GIVEN EXERCISE -> Each line that contains the string "this" counts once; report how many such lines appear in the data, as a number only.

MATERIAL SHOWN ->
- - - - - - -

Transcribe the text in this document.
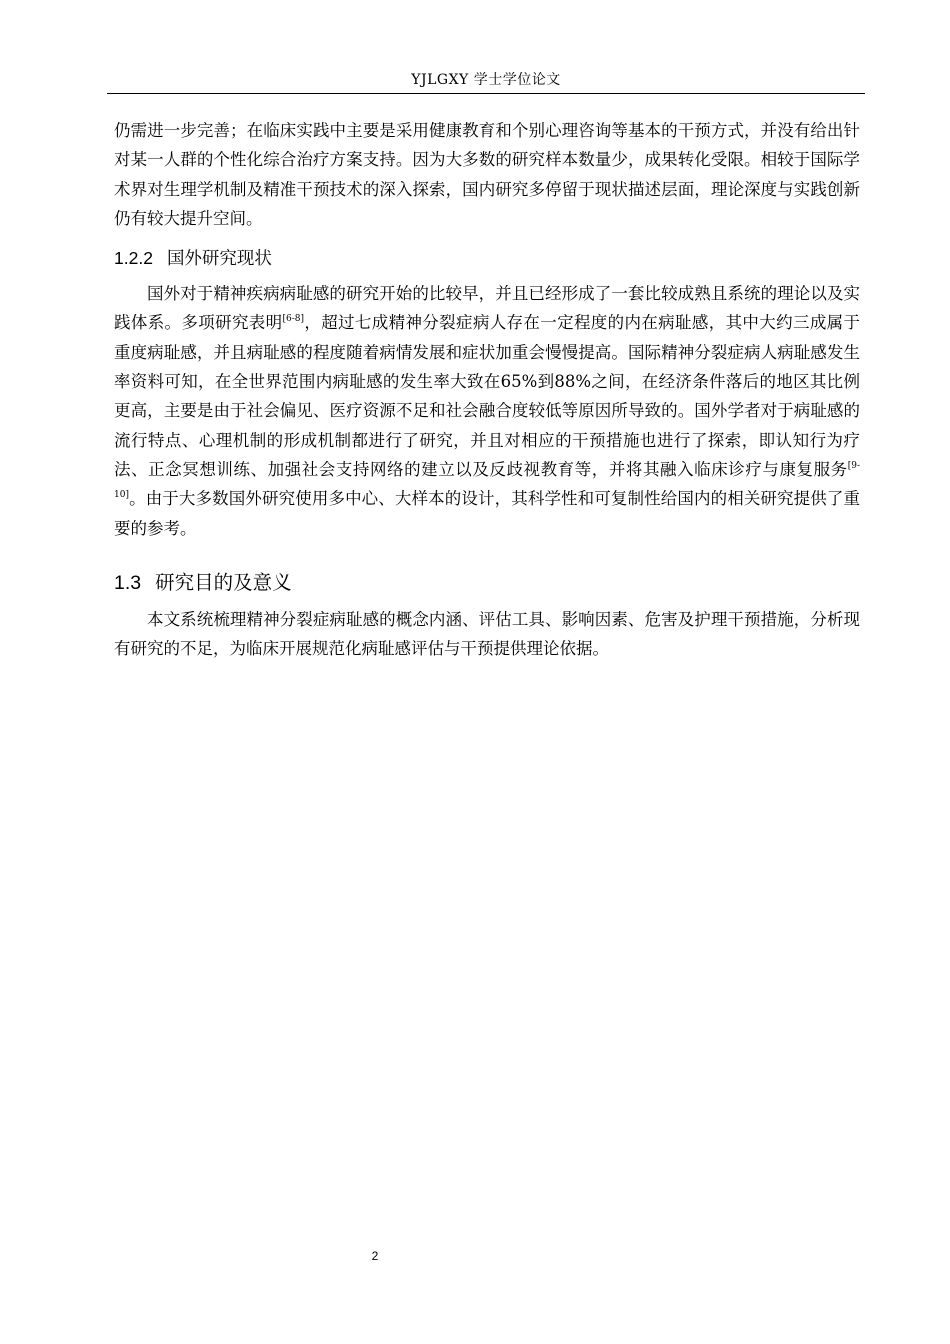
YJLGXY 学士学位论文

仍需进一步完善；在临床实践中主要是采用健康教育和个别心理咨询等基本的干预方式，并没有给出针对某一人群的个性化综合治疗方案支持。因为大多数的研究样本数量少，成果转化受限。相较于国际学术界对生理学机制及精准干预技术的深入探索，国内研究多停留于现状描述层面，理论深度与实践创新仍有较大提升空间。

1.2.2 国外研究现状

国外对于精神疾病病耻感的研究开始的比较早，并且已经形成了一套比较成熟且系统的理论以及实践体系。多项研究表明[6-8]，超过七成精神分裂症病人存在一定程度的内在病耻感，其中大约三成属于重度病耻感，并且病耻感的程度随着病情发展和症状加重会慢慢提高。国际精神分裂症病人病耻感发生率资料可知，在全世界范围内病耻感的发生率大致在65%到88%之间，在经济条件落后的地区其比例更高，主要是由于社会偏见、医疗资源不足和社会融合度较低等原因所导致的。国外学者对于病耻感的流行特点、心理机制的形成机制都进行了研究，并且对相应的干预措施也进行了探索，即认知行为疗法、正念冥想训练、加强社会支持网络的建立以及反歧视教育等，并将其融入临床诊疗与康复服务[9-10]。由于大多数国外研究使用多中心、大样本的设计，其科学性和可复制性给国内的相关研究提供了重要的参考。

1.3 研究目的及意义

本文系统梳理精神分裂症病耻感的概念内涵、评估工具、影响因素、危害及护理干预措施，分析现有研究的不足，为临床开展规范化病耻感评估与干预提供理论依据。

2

- - - - - - -

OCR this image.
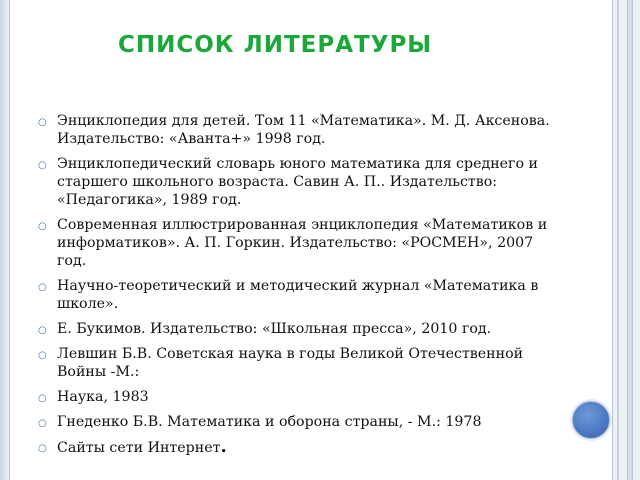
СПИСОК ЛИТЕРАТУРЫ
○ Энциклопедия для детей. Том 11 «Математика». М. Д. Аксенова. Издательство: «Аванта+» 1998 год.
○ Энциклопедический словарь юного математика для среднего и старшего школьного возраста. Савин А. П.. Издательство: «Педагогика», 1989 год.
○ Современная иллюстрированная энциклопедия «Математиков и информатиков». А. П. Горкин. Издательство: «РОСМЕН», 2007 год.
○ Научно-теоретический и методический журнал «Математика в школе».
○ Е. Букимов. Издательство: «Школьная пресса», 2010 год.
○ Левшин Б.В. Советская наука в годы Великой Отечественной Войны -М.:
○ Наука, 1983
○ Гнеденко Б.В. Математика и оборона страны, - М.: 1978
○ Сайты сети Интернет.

- - - - - - -

EXPECTED ANSWER -> 2